*** Listed entries

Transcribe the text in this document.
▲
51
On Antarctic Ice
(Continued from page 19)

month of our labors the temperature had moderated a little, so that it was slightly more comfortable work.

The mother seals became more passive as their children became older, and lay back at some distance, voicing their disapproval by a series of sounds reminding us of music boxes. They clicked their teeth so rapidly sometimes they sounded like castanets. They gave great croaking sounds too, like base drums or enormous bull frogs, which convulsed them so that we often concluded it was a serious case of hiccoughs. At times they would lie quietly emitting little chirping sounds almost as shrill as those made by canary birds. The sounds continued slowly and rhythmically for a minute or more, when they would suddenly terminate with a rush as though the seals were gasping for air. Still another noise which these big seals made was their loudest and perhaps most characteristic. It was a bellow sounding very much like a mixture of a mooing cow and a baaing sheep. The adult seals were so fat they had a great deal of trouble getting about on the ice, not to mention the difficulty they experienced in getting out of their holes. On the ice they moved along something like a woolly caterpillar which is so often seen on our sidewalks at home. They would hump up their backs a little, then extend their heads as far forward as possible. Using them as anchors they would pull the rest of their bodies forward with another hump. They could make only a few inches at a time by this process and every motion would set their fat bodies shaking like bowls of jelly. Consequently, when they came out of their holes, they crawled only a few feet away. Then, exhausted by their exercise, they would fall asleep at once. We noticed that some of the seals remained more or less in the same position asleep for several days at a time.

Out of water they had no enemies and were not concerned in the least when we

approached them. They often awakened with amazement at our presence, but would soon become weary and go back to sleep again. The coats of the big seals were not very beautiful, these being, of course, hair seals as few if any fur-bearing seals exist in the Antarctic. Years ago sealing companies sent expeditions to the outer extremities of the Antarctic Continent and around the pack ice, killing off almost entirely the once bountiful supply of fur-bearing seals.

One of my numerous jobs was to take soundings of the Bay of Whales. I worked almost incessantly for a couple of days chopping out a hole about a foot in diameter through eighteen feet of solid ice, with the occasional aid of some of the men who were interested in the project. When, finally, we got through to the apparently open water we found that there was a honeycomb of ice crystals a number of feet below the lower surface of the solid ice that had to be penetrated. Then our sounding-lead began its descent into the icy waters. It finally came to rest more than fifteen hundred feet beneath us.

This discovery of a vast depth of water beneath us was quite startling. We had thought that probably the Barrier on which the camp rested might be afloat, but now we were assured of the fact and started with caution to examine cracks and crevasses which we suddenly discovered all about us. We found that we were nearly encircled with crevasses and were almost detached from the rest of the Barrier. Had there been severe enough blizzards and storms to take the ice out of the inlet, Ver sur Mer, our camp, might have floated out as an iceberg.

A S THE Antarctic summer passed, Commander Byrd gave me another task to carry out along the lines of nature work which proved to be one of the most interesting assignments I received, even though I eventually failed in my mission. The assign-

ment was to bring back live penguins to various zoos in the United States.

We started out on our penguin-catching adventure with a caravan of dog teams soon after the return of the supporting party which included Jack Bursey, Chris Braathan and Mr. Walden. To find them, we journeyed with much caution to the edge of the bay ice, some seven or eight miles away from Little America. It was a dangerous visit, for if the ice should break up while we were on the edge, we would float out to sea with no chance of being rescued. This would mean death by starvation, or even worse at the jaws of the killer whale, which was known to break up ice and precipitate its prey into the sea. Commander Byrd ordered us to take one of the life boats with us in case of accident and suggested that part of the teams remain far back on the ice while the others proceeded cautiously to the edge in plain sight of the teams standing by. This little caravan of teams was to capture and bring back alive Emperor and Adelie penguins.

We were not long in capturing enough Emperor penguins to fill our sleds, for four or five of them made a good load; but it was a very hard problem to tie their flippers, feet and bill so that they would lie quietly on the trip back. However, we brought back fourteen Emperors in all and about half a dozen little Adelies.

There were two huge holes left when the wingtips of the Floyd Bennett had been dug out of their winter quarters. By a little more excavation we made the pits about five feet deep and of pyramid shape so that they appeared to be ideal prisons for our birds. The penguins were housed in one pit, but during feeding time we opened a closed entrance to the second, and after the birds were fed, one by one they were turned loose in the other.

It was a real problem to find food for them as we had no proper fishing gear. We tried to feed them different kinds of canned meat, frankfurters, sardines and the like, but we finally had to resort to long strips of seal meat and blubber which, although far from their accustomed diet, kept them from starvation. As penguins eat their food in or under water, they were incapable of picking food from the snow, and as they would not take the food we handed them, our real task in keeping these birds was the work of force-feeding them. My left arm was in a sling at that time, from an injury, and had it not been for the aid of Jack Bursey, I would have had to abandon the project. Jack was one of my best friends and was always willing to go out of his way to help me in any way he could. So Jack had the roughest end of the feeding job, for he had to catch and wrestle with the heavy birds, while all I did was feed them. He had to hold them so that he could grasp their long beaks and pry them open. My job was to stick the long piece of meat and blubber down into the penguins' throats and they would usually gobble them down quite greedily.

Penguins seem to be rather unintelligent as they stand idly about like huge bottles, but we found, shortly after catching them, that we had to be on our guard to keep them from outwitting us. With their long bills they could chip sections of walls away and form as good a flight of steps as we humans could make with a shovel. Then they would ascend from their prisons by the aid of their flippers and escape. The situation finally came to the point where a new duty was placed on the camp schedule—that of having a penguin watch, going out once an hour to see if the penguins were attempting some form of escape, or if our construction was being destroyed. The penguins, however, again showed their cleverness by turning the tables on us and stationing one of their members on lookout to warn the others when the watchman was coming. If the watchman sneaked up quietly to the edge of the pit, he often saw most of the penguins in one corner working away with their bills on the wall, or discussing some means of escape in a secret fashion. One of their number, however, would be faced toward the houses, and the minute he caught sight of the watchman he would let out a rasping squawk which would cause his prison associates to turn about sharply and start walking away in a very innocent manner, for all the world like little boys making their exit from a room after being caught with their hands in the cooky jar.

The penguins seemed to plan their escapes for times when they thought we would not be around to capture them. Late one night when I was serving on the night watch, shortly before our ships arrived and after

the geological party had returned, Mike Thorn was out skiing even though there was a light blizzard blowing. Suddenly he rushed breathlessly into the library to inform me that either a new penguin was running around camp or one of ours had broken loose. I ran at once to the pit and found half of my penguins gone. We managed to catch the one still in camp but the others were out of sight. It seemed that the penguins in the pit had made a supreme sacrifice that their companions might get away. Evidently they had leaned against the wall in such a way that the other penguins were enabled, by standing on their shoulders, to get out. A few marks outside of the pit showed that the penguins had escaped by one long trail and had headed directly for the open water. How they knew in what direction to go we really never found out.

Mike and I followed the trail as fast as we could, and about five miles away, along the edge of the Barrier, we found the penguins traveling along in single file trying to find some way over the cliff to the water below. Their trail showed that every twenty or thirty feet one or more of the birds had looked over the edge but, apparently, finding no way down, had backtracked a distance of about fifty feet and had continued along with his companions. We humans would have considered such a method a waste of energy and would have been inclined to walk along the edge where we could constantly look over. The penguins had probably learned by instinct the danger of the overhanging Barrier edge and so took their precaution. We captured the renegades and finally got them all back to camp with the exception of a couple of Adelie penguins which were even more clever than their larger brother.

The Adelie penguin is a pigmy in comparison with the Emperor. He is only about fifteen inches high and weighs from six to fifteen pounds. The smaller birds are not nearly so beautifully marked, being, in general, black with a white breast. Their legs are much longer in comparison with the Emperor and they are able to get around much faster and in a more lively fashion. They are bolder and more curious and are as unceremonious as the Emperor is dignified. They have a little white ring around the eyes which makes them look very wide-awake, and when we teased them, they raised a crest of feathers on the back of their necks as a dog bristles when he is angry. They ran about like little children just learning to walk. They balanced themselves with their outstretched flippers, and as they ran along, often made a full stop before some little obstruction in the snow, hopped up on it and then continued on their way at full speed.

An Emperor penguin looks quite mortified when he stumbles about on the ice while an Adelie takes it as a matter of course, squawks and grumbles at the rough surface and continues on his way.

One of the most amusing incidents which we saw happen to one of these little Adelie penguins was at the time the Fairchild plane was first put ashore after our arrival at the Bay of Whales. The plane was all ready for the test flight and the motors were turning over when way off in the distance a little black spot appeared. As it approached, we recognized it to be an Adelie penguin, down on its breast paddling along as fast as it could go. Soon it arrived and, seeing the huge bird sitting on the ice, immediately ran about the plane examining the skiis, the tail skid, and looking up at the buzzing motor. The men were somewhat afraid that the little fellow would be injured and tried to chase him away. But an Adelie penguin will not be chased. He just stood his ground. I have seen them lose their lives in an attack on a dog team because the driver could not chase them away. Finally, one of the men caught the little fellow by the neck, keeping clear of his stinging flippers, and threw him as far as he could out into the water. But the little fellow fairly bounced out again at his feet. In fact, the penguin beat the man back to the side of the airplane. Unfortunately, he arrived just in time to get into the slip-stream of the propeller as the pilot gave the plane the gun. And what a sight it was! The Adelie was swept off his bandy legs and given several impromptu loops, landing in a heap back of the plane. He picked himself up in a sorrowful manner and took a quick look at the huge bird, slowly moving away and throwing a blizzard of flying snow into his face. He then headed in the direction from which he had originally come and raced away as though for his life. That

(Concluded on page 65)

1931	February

******

• [Problem to work on]:
Copy each line above containing the string "course".

• [Response]:
approached them. They often awakened with amazement at our presence, but would soon become weary and go back to sleep again. The coats of the big seals were not very beautiful, these being, of course, hair seals as few if any fur-bearing seals exist in the Antarctic. Years ago sealing companies sent expeditions to the outer extremities of the Antarctic Continent and around the pack ice, killing off almost entirely the once bountiful supply of fur-bearing seals.
An Emperor penguin looks quite mortified when he stumbles about on the ice while an Adelie takes it as a matter of course, squawks and grumbles at the rough surface and continues on his way.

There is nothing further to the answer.